TEXT UNDER STUDY:
◆ ◆ ◆ ◆ ◆ ◆ ◆

Enid Anne Campbell MacRobbie, FRS (born 1931, Edinburgh, Scotland) is a Scottish plant scientist, and Emeritus Professor of Plant Biophysics at the University of Cambridge. Her specialty is biophysics, with particular interests in ion fluxes and stomata.

She was appointed "to a Personal Professorship in 1987, the first woman scientist in Cambridge to be awarded a Personal Chair." She was elected a Fellow of the Royal Society of London in 1991 and of the Royal Society of Edinburgh in 1998. She is also a Foreign Member of the National Academy of Sciences and a Corresponding Member of the American Society of Plant Biologists. Roger Spanswick was a member of her laboratory.

Selected works
MacRobbie, E.A.C. (2000) "ABA activates multiple Ca2+ fluxes in stomatal guard cells, triggering vacuolar K+ (Rb+) release." Proc. Natl. Acad. Sci. USA, 97: 12361-12368.

◆ ◆ ◆ ◆ ◆ ◆ ◆

RECORDS SUPPLIED:
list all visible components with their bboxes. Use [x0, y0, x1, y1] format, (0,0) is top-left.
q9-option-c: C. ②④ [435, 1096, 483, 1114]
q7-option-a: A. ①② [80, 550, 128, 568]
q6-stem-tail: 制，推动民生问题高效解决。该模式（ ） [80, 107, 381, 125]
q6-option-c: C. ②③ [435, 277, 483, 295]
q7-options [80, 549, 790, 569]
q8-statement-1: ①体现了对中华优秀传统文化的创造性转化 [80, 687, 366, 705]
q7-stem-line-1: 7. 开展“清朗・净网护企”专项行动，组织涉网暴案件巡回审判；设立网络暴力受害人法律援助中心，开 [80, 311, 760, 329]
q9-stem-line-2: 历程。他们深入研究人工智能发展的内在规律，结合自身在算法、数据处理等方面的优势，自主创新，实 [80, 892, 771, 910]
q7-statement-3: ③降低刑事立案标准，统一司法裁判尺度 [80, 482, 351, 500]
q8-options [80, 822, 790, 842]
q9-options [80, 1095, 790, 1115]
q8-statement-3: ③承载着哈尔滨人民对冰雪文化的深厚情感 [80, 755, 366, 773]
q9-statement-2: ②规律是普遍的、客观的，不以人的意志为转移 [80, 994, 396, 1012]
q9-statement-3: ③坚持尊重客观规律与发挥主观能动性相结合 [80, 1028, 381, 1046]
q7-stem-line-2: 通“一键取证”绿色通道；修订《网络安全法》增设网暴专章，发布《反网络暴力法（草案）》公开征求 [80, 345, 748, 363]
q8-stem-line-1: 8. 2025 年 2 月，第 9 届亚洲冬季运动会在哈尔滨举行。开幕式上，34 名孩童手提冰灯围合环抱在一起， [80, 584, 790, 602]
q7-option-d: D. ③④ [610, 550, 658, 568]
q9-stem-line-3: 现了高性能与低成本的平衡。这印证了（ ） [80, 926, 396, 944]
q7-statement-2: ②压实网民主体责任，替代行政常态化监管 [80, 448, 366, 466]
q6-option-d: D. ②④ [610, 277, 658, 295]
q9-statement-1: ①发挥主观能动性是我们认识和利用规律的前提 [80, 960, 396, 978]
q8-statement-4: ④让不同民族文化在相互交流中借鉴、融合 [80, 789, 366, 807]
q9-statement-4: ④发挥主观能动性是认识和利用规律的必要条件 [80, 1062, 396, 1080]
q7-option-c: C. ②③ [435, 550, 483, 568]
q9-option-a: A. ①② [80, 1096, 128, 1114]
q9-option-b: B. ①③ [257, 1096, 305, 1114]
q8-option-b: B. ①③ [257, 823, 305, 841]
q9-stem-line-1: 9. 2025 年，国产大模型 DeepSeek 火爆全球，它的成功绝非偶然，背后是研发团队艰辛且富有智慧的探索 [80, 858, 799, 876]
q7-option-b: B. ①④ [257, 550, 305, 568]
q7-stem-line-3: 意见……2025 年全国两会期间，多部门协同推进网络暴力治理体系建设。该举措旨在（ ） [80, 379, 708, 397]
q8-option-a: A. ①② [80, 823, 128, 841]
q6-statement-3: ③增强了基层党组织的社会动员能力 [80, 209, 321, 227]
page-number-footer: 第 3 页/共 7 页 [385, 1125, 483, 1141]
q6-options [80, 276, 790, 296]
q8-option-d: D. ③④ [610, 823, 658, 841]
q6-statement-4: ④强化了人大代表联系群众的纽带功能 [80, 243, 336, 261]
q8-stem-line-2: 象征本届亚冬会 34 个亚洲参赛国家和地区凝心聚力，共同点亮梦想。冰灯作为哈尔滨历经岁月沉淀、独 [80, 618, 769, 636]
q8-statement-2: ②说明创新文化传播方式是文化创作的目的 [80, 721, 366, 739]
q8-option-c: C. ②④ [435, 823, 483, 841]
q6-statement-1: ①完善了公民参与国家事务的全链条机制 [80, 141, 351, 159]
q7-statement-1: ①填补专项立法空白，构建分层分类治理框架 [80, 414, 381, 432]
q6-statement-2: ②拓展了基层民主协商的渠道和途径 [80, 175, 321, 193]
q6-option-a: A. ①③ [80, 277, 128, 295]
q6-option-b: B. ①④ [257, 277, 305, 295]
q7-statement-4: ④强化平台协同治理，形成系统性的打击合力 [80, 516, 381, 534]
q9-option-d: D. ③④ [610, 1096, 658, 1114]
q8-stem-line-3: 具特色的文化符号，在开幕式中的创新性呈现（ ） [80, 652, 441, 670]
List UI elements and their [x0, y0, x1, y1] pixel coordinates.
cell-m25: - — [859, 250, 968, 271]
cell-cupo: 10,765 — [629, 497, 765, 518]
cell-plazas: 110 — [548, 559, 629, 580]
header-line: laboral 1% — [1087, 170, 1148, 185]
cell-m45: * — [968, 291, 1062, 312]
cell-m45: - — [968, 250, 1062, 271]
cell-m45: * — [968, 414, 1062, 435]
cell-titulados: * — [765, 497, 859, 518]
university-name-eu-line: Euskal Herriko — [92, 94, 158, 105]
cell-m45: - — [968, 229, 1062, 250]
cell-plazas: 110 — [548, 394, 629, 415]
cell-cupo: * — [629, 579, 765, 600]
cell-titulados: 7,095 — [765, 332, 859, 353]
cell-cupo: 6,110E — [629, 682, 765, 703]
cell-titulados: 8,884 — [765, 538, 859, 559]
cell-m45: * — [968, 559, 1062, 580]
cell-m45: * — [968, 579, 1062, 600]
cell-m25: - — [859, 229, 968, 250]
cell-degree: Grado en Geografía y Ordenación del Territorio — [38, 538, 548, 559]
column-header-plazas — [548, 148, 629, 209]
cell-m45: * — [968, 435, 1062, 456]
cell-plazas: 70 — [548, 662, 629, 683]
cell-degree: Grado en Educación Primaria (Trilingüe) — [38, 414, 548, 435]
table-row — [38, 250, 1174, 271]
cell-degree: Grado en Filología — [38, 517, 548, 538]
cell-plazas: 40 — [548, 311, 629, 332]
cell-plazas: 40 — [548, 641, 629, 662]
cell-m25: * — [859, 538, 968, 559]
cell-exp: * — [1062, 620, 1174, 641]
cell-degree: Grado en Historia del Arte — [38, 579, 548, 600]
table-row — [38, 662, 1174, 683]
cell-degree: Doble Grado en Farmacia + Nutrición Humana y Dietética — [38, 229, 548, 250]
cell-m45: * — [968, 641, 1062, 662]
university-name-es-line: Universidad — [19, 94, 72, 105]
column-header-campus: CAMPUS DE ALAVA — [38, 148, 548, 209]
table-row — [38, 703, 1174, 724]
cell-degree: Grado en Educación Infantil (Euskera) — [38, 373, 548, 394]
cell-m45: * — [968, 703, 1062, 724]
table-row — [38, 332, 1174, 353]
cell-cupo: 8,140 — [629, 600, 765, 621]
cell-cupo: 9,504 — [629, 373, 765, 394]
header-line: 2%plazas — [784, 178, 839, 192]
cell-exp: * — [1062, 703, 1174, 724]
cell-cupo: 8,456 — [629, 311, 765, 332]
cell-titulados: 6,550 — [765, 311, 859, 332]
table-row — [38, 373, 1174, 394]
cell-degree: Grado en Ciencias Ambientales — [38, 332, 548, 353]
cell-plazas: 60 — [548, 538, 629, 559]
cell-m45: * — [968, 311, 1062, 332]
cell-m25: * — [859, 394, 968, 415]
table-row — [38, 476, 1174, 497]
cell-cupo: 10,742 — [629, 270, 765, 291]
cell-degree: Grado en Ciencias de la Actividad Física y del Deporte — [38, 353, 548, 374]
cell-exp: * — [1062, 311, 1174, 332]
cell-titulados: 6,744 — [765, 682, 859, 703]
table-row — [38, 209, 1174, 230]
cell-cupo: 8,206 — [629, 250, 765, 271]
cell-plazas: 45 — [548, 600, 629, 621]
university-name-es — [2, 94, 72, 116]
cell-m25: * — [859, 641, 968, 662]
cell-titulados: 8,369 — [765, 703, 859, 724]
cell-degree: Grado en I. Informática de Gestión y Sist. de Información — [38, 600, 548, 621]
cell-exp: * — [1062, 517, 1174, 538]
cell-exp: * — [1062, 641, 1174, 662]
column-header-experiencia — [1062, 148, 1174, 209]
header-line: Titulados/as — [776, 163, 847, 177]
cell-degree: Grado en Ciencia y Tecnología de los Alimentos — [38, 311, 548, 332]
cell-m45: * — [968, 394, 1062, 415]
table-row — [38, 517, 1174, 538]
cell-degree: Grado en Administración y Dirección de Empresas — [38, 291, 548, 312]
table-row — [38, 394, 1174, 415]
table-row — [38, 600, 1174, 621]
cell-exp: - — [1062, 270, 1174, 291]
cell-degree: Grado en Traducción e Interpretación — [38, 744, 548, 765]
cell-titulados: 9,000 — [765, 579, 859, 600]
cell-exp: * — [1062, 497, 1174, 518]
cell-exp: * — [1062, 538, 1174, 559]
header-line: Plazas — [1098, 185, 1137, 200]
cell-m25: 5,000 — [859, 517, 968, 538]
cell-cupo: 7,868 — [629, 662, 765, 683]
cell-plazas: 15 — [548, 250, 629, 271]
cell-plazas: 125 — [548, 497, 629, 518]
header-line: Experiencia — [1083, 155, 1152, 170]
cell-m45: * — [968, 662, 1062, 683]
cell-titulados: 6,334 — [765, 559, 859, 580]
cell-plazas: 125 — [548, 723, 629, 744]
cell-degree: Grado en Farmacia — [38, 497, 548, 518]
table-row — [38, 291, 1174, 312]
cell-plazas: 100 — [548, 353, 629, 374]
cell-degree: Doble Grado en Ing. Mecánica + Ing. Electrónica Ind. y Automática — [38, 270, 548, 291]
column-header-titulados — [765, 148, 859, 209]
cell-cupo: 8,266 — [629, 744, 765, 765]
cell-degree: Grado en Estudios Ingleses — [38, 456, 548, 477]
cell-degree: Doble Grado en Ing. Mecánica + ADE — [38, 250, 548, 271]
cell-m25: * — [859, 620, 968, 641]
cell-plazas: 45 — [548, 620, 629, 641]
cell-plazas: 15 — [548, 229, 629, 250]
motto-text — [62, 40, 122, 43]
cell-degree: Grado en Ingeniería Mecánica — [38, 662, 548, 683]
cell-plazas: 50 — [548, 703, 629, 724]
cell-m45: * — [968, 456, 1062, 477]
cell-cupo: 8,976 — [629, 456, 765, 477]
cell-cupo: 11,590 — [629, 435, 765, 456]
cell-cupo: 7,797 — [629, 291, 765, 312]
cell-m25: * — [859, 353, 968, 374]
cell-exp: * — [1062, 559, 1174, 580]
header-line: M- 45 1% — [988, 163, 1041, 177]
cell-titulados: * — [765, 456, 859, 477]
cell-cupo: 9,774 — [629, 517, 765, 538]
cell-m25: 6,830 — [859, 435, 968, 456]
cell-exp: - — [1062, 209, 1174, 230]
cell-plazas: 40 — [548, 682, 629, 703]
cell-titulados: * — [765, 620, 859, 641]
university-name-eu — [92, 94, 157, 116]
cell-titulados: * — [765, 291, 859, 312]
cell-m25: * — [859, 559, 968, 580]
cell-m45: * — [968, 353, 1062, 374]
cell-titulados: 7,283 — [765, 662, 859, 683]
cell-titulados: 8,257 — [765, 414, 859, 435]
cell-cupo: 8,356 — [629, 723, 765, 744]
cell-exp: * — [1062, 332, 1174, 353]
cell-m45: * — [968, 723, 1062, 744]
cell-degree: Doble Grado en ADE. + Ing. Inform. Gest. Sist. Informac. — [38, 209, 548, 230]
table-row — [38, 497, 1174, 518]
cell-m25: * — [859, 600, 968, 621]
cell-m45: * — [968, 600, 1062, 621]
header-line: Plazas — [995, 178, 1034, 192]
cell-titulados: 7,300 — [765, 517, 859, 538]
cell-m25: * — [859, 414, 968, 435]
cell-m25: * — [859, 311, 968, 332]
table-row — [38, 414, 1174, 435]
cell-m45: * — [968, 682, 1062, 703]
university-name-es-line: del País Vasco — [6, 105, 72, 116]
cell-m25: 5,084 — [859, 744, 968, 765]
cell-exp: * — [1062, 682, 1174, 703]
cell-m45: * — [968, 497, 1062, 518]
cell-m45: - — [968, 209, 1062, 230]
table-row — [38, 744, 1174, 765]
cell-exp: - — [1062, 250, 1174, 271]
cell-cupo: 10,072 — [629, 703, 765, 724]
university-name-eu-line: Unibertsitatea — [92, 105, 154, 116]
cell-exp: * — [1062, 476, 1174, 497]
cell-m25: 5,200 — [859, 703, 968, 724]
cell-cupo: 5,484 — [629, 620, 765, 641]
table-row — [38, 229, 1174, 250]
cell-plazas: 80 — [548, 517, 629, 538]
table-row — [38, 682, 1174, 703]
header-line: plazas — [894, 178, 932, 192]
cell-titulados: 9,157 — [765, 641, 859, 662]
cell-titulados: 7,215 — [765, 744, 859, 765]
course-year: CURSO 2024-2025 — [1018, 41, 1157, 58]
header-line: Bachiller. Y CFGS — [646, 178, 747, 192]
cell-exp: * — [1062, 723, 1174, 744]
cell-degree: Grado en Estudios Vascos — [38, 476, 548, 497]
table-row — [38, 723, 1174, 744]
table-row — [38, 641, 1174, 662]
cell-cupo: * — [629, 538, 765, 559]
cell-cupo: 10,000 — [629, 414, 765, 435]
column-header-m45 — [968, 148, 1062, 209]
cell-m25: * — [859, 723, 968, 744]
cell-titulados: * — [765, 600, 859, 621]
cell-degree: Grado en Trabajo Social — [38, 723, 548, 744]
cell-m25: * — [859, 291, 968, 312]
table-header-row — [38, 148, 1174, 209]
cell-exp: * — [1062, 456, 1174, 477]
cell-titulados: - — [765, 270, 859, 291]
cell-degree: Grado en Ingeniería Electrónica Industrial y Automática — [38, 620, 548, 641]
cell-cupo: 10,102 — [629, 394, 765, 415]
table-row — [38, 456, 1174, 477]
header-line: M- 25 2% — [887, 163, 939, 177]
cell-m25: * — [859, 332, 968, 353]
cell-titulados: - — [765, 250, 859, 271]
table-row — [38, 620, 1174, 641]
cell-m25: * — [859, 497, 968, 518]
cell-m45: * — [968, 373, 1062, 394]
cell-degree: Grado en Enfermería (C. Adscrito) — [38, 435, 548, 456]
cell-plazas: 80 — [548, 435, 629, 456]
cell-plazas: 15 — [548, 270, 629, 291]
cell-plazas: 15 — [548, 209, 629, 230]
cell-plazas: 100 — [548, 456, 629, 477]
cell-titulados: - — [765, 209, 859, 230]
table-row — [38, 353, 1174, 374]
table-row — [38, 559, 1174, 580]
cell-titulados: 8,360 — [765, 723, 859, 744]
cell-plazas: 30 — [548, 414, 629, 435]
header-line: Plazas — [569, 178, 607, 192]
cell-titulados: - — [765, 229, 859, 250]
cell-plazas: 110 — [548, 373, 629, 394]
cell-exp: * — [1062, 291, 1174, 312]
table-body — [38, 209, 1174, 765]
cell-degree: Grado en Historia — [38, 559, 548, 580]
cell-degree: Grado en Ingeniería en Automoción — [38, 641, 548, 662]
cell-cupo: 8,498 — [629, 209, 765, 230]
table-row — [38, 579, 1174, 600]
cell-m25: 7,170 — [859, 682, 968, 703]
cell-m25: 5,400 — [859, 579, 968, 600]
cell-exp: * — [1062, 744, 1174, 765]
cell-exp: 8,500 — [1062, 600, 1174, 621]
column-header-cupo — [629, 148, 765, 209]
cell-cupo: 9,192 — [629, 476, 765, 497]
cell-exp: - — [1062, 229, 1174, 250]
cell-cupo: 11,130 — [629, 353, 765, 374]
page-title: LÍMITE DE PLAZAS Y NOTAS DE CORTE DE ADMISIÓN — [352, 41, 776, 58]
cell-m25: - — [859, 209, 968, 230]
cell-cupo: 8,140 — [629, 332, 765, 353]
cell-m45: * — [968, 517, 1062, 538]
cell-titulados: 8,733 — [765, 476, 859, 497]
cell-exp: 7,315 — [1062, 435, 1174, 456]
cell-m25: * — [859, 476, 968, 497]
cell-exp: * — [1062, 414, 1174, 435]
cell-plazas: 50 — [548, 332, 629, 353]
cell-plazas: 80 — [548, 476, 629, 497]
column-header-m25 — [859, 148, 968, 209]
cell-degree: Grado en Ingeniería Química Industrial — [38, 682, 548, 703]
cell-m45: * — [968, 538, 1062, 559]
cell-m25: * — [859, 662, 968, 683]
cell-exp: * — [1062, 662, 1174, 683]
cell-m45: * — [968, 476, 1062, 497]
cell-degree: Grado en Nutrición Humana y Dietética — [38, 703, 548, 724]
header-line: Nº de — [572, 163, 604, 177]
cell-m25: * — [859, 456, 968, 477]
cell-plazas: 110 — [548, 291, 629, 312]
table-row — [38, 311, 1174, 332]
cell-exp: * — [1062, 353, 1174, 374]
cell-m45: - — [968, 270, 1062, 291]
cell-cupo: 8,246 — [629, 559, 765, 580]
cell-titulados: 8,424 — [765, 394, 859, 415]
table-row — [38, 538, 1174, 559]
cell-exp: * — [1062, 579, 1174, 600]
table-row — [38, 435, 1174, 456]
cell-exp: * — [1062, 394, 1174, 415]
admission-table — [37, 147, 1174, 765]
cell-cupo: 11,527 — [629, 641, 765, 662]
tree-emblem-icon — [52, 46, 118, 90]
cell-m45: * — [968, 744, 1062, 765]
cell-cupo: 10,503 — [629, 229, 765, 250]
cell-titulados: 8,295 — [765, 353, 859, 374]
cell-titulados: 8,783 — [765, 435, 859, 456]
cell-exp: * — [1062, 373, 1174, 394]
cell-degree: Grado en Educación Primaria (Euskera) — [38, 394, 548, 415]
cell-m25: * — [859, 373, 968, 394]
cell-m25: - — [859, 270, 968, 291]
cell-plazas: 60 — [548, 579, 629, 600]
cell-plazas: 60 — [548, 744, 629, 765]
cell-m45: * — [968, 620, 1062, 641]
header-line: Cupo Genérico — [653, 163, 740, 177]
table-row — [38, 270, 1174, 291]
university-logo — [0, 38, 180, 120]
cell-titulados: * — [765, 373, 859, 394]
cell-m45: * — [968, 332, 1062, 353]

◆ ◆ ◆ ◆ ◆ ◆ ◆

YOUR ASSIGNMENT: Reproduce word for word the passage of the text about Enid MacRobbie that begins with the words "Enid Anne Campbell" and ends with "fluxes and stomata.". Rely only on the text about Enid MacRobbie, not on the data.

OUTPUT FOR THIS EXERCISE:
Enid Anne Campbell MacRobbie, FRS (born 1931, Edinburgh, Scotland) is a Scottish plant scientist, and Emeritus Professor of Plant Biophysics at the University of Cambridge. Her specialty is biophysics, with particular interests in ion fluxes and stomata.